Input data —
§ §

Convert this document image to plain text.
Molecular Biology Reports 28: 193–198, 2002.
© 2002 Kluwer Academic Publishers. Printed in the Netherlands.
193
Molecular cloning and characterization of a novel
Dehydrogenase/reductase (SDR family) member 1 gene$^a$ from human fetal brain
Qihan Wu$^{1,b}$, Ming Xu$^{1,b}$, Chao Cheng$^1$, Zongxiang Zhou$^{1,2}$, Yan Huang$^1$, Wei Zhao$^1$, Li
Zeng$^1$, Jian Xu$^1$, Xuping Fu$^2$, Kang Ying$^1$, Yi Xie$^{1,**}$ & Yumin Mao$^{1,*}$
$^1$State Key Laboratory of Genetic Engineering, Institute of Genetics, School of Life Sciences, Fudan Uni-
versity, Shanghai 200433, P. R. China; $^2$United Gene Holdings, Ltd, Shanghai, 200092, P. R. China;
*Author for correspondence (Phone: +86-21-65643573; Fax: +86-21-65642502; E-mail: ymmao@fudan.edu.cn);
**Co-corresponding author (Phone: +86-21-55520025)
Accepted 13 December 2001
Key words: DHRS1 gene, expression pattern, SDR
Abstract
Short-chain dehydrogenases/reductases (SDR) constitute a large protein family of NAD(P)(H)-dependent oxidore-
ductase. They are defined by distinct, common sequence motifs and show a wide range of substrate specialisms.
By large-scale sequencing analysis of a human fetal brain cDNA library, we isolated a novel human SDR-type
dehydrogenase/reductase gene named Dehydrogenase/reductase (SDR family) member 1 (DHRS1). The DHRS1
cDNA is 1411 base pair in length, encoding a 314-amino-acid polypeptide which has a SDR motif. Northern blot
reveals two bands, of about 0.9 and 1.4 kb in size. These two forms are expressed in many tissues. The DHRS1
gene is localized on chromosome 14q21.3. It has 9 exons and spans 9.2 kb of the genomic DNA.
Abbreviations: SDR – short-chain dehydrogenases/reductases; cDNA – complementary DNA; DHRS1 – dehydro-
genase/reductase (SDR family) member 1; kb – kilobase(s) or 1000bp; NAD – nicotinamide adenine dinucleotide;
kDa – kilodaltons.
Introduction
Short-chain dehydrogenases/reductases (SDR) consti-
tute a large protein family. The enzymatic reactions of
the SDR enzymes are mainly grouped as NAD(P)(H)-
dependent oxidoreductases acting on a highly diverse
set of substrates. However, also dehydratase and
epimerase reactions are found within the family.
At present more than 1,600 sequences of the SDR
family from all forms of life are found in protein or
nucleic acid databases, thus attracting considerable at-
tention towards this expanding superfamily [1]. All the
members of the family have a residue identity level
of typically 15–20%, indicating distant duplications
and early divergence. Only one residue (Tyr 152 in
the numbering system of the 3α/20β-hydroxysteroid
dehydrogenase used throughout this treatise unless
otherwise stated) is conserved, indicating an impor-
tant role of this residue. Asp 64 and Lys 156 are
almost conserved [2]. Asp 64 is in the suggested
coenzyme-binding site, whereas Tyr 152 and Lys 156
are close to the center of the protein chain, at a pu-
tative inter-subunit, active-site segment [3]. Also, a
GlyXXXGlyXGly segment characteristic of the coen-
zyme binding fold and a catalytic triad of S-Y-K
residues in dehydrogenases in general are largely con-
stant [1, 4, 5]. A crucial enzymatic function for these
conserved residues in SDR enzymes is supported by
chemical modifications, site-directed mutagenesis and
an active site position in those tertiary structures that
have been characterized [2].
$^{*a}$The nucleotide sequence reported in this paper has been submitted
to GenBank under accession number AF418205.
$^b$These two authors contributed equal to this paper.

§ §

Assignment — State the number of lines in the material above in which the string "found" appears, with no accompanying text.

Response area — 2